[Begin AVAILABLE DATA]

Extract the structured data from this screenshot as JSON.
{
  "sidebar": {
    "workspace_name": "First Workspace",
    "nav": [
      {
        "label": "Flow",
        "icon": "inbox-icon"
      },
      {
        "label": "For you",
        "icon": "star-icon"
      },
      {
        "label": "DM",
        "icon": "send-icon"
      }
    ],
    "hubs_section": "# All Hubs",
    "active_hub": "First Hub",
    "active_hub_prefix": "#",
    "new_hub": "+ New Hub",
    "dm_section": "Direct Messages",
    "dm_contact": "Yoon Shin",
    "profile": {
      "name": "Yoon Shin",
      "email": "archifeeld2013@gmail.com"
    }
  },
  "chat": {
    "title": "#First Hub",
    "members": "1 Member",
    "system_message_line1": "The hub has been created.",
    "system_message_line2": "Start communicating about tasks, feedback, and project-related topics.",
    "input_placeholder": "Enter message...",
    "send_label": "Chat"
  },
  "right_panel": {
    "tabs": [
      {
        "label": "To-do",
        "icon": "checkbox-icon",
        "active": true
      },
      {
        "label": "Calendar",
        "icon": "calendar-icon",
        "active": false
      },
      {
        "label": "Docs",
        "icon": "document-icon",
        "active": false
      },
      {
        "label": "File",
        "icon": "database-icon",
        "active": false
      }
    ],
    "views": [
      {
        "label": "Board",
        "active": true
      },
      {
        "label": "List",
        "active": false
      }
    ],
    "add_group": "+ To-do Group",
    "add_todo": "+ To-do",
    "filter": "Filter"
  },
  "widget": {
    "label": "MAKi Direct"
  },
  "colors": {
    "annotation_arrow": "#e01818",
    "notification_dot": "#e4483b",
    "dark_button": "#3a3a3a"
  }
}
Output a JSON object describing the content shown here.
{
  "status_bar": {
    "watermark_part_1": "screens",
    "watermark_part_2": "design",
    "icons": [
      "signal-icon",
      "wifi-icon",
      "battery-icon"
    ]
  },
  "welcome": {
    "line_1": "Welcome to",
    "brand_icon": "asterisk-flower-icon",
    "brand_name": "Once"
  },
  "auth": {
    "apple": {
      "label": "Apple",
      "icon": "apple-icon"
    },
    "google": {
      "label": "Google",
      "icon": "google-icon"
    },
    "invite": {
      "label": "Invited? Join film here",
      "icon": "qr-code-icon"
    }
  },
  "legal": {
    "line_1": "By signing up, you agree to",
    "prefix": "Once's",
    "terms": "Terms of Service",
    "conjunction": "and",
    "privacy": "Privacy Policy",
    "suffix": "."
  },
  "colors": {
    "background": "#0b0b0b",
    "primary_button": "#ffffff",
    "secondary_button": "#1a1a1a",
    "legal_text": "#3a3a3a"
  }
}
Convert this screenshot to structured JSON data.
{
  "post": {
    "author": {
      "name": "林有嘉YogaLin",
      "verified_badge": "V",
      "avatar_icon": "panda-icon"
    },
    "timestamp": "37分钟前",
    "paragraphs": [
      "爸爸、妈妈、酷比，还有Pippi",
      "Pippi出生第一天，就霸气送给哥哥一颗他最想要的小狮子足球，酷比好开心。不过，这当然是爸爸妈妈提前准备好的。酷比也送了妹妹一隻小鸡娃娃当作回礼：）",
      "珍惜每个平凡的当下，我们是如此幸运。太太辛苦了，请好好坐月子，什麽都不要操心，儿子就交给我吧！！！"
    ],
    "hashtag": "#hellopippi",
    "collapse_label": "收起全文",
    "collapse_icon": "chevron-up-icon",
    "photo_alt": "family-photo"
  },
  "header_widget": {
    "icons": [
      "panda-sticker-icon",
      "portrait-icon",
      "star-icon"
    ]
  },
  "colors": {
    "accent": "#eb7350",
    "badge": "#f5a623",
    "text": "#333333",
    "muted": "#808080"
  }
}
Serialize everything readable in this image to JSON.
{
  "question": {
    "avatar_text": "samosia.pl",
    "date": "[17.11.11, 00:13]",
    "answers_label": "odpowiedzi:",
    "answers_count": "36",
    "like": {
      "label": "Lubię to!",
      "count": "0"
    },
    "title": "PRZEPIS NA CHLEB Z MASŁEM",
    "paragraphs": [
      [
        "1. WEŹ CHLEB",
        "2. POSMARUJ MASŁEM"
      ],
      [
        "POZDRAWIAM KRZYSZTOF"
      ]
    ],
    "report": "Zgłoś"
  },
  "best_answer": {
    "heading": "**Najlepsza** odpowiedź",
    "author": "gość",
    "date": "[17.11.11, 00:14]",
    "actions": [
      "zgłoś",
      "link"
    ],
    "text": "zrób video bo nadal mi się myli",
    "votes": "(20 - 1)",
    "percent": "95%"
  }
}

[End AVAILABLE DATA]

§ YOUR GOAL
Copy each line holding the word "JSON" from the listing above.

§ OUTPUT FOR THIS TASK
Extract the structured data from this screenshot as JSON.
Output a JSON object describing the content shown here.
Convert this screenshot to structured JSON data.
Serialize everything readable in this image to JSON.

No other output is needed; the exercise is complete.